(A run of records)
________________________

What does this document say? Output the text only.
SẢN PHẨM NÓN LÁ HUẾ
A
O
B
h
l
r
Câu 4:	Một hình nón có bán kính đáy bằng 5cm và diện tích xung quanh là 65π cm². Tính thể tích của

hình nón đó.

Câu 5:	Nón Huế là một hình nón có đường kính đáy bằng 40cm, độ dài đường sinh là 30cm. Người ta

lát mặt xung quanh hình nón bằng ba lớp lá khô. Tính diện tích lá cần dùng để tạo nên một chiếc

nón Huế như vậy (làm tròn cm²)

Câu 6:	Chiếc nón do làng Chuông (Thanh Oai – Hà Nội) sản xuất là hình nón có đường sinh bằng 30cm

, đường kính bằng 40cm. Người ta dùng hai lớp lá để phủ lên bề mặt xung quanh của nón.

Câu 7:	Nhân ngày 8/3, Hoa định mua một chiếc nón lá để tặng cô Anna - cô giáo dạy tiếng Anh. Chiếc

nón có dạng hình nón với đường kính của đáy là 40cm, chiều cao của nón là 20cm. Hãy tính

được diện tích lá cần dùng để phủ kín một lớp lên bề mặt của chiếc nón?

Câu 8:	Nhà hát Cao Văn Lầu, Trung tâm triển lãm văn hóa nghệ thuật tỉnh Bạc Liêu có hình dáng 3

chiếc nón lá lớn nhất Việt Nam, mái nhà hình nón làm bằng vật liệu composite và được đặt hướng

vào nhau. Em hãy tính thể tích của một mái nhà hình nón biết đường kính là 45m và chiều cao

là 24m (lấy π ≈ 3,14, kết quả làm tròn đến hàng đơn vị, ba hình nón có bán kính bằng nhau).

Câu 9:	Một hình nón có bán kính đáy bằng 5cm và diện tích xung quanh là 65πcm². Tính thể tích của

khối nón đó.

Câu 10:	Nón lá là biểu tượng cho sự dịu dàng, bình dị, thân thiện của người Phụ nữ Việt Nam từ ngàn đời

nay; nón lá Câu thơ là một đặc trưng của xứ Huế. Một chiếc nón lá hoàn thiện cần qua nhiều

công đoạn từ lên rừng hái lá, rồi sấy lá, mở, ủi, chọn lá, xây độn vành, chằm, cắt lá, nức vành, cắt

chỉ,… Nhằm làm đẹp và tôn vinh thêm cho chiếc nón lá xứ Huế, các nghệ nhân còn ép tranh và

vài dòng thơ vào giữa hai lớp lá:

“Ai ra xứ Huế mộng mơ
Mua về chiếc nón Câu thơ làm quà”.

________________________

EXERCISE DIRECTIONS: What is the number of lines holding the word "tròn"? State it alone.

THE SOLUTION: 2